> **WHAT YOU SHOULD DO**
Exclude any images and output the remaining records exactly.

[Figure record listings]
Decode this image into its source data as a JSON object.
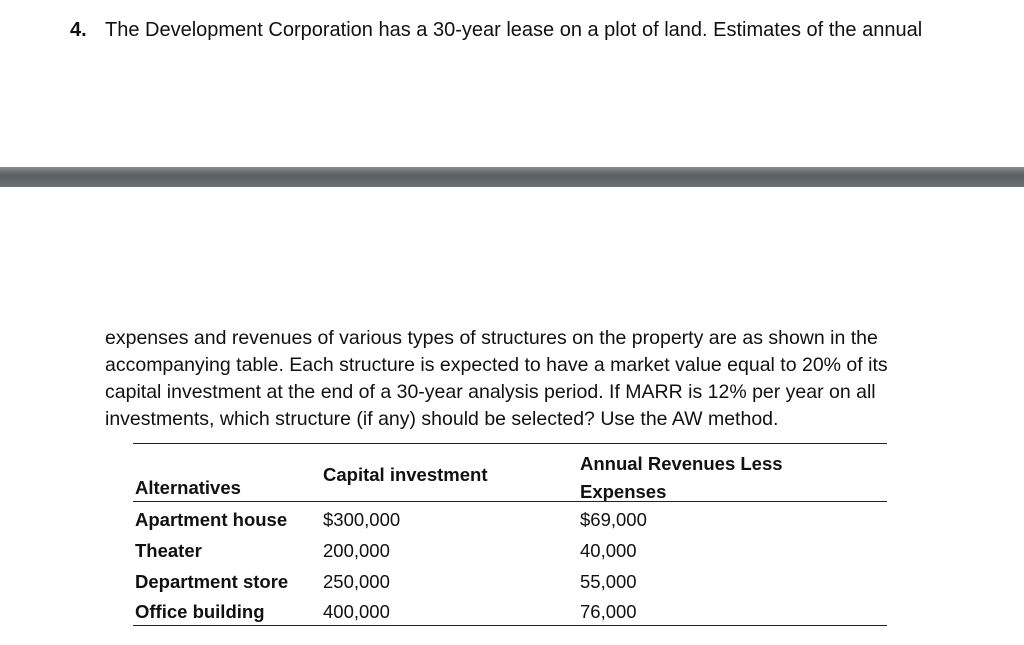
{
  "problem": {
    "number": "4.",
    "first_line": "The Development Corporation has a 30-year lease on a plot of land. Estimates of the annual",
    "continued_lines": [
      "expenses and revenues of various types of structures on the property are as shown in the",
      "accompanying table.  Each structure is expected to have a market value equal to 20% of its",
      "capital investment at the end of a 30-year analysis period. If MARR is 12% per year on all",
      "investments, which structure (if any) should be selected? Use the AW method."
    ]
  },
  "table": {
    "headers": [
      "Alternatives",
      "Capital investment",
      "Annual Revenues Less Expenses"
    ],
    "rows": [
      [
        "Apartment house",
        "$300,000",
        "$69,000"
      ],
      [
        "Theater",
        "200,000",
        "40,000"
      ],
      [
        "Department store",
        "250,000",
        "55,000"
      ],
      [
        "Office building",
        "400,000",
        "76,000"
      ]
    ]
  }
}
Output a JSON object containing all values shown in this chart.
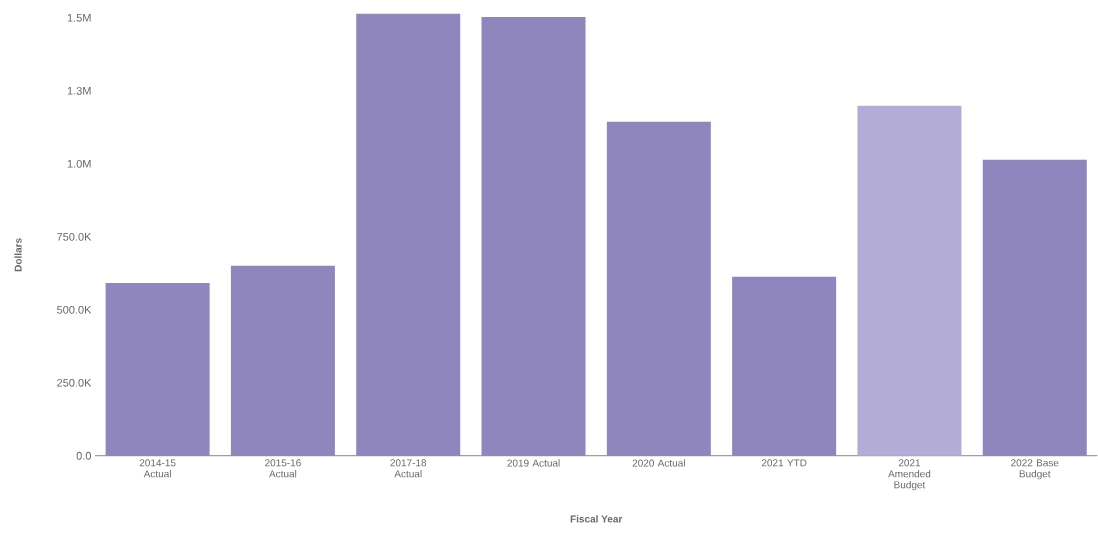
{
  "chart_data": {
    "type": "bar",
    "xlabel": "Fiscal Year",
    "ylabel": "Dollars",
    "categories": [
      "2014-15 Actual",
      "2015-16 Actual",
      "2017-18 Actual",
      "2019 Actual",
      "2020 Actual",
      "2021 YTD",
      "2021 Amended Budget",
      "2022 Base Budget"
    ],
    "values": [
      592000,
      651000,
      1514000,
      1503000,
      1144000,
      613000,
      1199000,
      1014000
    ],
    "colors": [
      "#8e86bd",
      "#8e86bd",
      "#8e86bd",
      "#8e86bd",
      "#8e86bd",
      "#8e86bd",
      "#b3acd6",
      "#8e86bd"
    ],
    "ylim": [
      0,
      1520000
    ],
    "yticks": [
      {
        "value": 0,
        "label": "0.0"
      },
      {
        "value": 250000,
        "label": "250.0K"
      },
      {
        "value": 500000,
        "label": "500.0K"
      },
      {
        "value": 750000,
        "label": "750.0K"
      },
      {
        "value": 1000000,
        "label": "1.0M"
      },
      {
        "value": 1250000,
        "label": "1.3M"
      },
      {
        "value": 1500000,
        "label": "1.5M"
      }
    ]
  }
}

> **RESULT OF THE EXERCISE**
Decode this image into its source data as a JSON object.
{
  "problem": {
    "number": "4.",
    "first_line": "The Development Corporation has a 30-year lease on a plot of land. Estimates of the annual",
    "continued_lines": [
      "expenses and revenues of various types of structures on the property are as shown in the",
      "accompanying table.  Each structure is expected to have a market value equal to 20% of its",
      "capital investment at the end of a 30-year analysis period. If MARR is 12% per year on all",
      "investments, which structure (if any) should be selected? Use the AW method."
    ]
  },
  "table": {
    "headers": [
      "Alternatives",
      "Capital investment",
      "Annual Revenues Less Expenses"
    ],
    "rows": [
      [
        "Apartment house",
        "$300,000",
        "$69,000"
      ],
      [
        "Theater",
        "200,000",
        "40,000"
      ],
      [
        "Department store",
        "250,000",
        "55,000"
      ],
      [
        "Office building",
        "400,000",
        "76,000"
      ]
    ]
  }
}
Output a JSON object containing all values shown in this chart.
{
  "chart_data": {
    "type": "bar",
    "xlabel": "Fiscal Year",
    "ylabel": "Dollars",
    "categories": [
      "2014-15 Actual",
      "2015-16 Actual",
      "2017-18 Actual",
      "2019 Actual",
      "2020 Actual",
      "2021 YTD",
      "2021 Amended Budget",
      "2022 Base Budget"
    ],
    "values": [
      592000,
      651000,
      1514000,
      1503000,
      1144000,
      613000,
      1199000,
      1014000
    ],
    "colors": [
      "#8e86bd",
      "#8e86bd",
      "#8e86bd",
      "#8e86bd",
      "#8e86bd",
      "#8e86bd",
      "#b3acd6",
      "#8e86bd"
    ],
    "ylim": [
      0,
      1520000
    ],
    "yticks": [
      {
        "value": 0,
        "label": "0.0"
      },
      {
        "value": 250000,
        "label": "250.0K"
      },
      {
        "value": 500000,
        "label": "500.0K"
      },
      {
        "value": 750000,
        "label": "750.0K"
      },
      {
        "value": 1000000,
        "label": "1.0M"
      },
      {
        "value": 1250000,
        "label": "1.3M"
      },
      {
        "value": 1500000,
        "label": "1.5M"
      }
    ]
  }
}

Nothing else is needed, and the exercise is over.